[Brief]
An exact copy of all the data is required, with pictures left out.

====

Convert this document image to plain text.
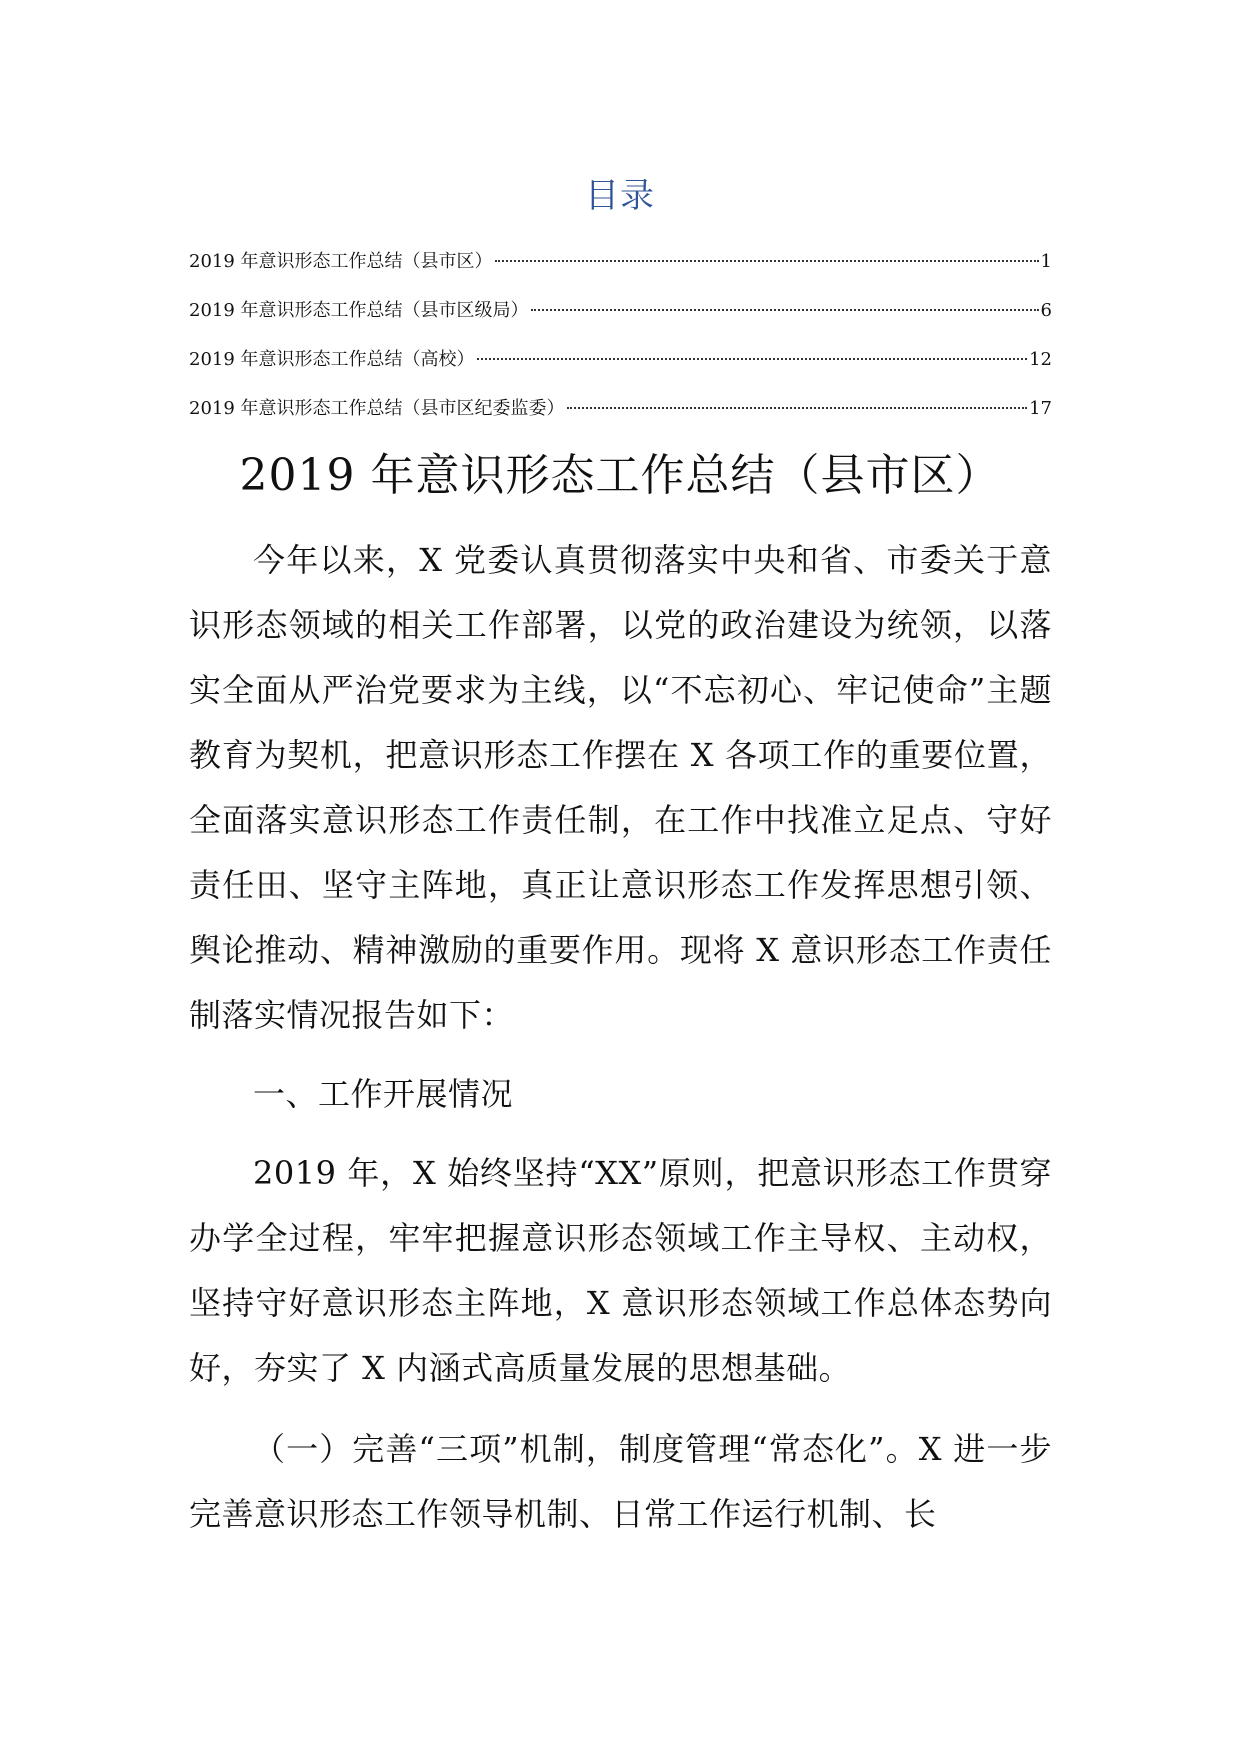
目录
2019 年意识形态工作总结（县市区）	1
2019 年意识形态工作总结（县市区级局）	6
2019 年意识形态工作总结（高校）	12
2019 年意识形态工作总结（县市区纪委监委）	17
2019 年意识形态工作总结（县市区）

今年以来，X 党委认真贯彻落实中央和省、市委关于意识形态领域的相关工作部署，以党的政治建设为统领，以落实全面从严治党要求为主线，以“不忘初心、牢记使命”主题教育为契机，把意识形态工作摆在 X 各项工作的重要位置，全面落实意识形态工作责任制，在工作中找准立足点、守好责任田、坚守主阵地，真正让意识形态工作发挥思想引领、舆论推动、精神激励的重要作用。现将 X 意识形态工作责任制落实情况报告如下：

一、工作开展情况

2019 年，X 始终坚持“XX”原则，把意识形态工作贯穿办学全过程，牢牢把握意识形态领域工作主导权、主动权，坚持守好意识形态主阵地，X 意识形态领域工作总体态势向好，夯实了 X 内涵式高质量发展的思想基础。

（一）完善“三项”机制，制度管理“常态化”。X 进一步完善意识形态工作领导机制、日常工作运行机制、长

====

[Final result]
Convert this document image to plain text.
目录
2019 年意识形态工作总结（县市区）	1
2019 年意识形态工作总结（县市区级局）	6
2019 年意识形态工作总结（高校）	12
2019 年意识形态工作总结（县市区纪委监委）	17
2019 年意识形态工作总结（县市区）

今年以来，X 党委认真贯彻落实中央和省、市委关于意识形态领域的相关工作部署，以党的政治建设为统领，以落实全面从严治党要求为主线，以“不忘初心、牢记使命”主题教育为契机，把意识形态工作摆在 X 各项工作的重要位置，全面落实意识形态工作责任制，在工作中找准立足点、守好责任田、坚守主阵地，真正让意识形态工作发挥思想引领、舆论推动、精神激励的重要作用。现将 X 意识形态工作责任制落实情况报告如下：

一、工作开展情况

2019 年，X 始终坚持“XX”原则，把意识形态工作贯穿办学全过程，牢牢把握意识形态领域工作主导权、主动权，坚持守好意识形态主阵地，X 意识形态领域工作总体态势向好，夯实了 X 内涵式高质量发展的思想基础。

（一）完善“三项”机制，制度管理“常态化”。X 进一步完善意识形态工作领导机制、日常工作运行机制、长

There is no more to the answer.